» What to work on: Can you output the records below exactly as they are written?

» Records provided:
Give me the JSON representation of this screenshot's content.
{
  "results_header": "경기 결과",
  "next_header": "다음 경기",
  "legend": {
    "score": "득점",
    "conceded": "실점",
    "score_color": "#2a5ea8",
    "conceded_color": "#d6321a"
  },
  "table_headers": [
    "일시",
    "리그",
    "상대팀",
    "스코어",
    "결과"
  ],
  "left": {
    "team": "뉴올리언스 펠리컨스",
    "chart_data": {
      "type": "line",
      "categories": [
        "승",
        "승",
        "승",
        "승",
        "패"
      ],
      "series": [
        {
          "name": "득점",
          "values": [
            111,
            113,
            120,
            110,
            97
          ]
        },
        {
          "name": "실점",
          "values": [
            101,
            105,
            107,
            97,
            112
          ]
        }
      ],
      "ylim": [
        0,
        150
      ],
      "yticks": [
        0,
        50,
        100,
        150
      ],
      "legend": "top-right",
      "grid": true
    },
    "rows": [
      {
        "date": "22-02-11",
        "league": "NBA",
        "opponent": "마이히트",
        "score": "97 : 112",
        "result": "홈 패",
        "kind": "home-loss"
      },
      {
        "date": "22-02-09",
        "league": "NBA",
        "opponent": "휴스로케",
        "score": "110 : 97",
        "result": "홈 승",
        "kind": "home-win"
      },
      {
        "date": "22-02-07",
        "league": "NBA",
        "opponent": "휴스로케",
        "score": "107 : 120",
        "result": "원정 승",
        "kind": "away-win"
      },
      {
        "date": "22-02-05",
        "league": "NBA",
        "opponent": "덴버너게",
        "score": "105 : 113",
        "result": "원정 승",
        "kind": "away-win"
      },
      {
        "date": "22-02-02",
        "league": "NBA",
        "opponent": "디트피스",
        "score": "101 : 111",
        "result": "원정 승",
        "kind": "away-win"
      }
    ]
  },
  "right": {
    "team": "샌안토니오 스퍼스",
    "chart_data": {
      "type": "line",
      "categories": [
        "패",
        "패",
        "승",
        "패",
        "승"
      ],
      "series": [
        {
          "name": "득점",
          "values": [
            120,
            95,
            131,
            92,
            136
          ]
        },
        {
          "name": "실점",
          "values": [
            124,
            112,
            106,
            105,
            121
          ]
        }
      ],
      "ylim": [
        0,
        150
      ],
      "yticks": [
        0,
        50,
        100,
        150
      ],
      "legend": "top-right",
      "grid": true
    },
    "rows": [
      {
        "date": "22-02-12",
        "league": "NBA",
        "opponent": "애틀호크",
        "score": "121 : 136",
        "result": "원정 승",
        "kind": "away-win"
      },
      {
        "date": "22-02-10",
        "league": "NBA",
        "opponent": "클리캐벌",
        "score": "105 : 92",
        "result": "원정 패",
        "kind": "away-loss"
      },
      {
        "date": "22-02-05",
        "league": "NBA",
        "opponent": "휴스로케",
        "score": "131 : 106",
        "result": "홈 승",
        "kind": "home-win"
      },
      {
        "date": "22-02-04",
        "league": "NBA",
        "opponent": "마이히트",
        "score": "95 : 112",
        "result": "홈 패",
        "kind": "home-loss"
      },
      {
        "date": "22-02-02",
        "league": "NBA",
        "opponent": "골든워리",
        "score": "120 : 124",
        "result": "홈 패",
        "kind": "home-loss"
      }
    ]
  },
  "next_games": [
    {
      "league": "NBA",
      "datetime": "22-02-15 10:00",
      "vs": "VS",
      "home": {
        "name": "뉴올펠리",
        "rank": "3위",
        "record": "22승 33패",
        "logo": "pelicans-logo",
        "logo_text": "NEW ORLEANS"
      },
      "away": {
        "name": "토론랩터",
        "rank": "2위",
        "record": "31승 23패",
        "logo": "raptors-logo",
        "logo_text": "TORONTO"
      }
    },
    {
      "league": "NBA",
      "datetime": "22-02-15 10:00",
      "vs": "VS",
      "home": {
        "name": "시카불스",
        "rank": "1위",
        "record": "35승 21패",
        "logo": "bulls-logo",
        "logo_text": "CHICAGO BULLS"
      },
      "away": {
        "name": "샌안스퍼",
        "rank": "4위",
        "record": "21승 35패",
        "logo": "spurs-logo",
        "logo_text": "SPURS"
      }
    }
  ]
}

» Reply:
Give me the JSON representation of this screenshot's content.
{
  "results_header": "경기 결과",
  "next_header": "다음 경기",
  "legend": {
    "score": "득점",
    "conceded": "실점",
    "score_color": "#2a5ea8",
    "conceded_color": "#d6321a"
  },
  "table_headers": [
    "일시",
    "리그",
    "상대팀",
    "스코어",
    "결과"
  ],
  "left": {
    "team": "뉴올리언스 펠리컨스",
    "chart_data": {
      "type": "line",
      "categories": [
        "승",
        "승",
        "승",
        "승",
        "패"
      ],
      "series": [
        {
          "name": "득점",
          "values": [
            111,
            113,
            120,
            110,
            97
          ]
        },
        {
          "name": "실점",
          "values": [
            101,
            105,
            107,
            97,
            112
          ]
        }
      ],
      "ylim": [
        0,
        150
      ],
      "yticks": [
        0,
        50,
        100,
        150
      ],
      "legend": "top-right",
      "grid": true
    },
    "rows": [
      {
        "date": "22-02-11",
        "league": "NBA",
        "opponent": "마이히트",
        "score": "97 : 112",
        "result": "홈 패",
        "kind": "home-loss"
      },
      {
        "date": "22-02-09",
        "league": "NBA",
        "opponent": "휴스로케",
        "score": "110 : 97",
        "result": "홈 승",
        "kind": "home-win"
      },
      {
        "date": "22-02-07",
        "league": "NBA",
        "opponent": "휴스로케",
        "score": "107 : 120",
        "result": "원정 승",
        "kind": "away-win"
      },
      {
        "date": "22-02-05",
        "league": "NBA",
        "opponent": "덴버너게",
        "score": "105 : 113",
        "result": "원정 승",
        "kind": "away-win"
      },
      {
        "date": "22-02-02",
        "league": "NBA",
        "opponent": "디트피스",
        "score": "101 : 111",
        "result": "원정 승",
        "kind": "away-win"
      }
    ]
  },
  "right": {
    "team": "샌안토니오 스퍼스",
    "chart_data": {
      "type": "line",
      "categories": [
        "패",
        "패",
        "승",
        "패",
        "승"
      ],
      "series": [
        {
          "name": "득점",
          "values": [
            120,
            95,
            131,
            92,
            136
          ]
        },
        {
          "name": "실점",
          "values": [
            124,
            112,
            106,
            105,
            121
          ]
        }
      ],
      "ylim": [
        0,
        150
      ],
      "yticks": [
        0,
        50,
        100,
        150
      ],
      "legend": "top-right",
      "grid": true
    },
    "rows": [
      {
        "date": "22-02-12",
        "league": "NBA",
        "opponent": "애틀호크",
        "score": "121 : 136",
        "result": "원정 승",
        "kind": "away-win"
      },
      {
        "date": "22-02-10",
        "league": "NBA",
        "opponent": "클리캐벌",
        "score": "105 : 92",
        "result": "원정 패",
        "kind": "away-loss"
      },
      {
        "date": "22-02-05",
        "league": "NBA",
        "opponent": "휴스로케",
        "score": "131 : 106",
        "result": "홈 승",
        "kind": "home-win"
      },
      {
        "date": "22-02-04",
        "league": "NBA",
        "opponent": "마이히트",
        "score": "95 : 112",
        "result": "홈 패",
        "kind": "home-loss"
      },
      {
        "date": "22-02-02",
        "league": "NBA",
        "opponent": "골든워리",
        "score": "120 : 124",
        "result": "홈 패",
        "kind": "home-loss"
      }
    ]
  },
  "next_games": [
    {
      "league": "NBA",
      "datetime": "22-02-15 10:00",
      "vs": "VS",
      "home": {
        "name": "뉴올펠리",
        "rank": "3위",
        "record": "22승 33패",
        "logo": "pelicans-logo",
        "logo_text": "NEW ORLEANS"
      },
      "away": {
        "name": "토론랩터",
        "rank": "2위",
        "record": "31승 23패",
        "logo": "raptors-logo",
        "logo_text": "TORONTO"
      }
    },
    {
      "league": "NBA",
      "datetime": "22-02-15 10:00",
      "vs": "VS",
      "home": {
        "name": "시카불스",
        "rank": "1위",
        "record": "35승 21패",
        "logo": "bulls-logo",
        "logo_text": "CHICAGO BULLS"
      },
      "away": {
        "name": "샌안스퍼",
        "rank": "4위",
        "record": "21승 35패",
        "logo": "spurs-logo",
        "logo_text": "SPURS"
      }
    }
  ]
}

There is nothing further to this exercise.